(JOB): Note each line where "URZĄD" appears, and copy it.

— begin —

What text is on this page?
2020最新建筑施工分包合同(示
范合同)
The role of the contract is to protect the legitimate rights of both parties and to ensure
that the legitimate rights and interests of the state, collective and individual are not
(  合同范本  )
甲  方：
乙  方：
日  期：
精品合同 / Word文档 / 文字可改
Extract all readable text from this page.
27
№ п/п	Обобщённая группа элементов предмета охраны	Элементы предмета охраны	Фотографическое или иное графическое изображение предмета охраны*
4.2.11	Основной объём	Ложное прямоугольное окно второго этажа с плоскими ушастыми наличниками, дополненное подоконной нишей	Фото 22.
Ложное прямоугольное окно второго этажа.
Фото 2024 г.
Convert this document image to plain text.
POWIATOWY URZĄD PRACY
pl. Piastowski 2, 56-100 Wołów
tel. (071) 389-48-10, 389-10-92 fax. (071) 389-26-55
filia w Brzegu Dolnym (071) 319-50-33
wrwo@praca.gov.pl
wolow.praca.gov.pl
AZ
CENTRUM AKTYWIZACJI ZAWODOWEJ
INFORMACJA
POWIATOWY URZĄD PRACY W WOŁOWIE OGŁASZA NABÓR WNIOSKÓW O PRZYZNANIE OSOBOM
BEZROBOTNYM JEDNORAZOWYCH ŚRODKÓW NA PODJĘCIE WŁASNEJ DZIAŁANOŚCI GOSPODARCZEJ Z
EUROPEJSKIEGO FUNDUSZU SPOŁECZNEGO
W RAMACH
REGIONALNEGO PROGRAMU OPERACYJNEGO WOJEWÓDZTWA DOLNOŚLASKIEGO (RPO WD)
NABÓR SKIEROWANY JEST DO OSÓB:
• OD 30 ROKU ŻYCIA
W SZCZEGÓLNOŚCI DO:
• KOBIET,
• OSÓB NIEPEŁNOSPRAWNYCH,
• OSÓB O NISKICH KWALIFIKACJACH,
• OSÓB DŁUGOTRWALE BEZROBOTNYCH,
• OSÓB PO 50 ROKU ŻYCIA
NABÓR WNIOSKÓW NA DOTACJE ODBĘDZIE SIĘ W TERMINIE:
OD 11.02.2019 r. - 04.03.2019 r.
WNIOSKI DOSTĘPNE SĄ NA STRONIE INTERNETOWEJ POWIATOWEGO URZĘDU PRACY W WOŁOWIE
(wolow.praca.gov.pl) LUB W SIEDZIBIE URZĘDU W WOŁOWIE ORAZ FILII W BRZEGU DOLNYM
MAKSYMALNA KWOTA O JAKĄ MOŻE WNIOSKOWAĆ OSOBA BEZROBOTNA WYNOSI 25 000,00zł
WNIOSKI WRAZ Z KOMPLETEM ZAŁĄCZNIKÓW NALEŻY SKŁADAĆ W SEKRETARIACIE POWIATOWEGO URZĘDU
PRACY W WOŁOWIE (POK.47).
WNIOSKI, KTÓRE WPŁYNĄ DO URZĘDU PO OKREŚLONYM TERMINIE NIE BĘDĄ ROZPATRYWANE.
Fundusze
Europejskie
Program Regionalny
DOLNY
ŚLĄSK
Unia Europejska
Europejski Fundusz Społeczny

— end —

(CORRECT OUTPUT):
POWIATOWY URZĄD PRACY
POWIATOWY URZĄD PRACY W WOŁOWIE OGŁASZA NABÓR WNIOSKÓW O PRZYZNANIE OSOBOM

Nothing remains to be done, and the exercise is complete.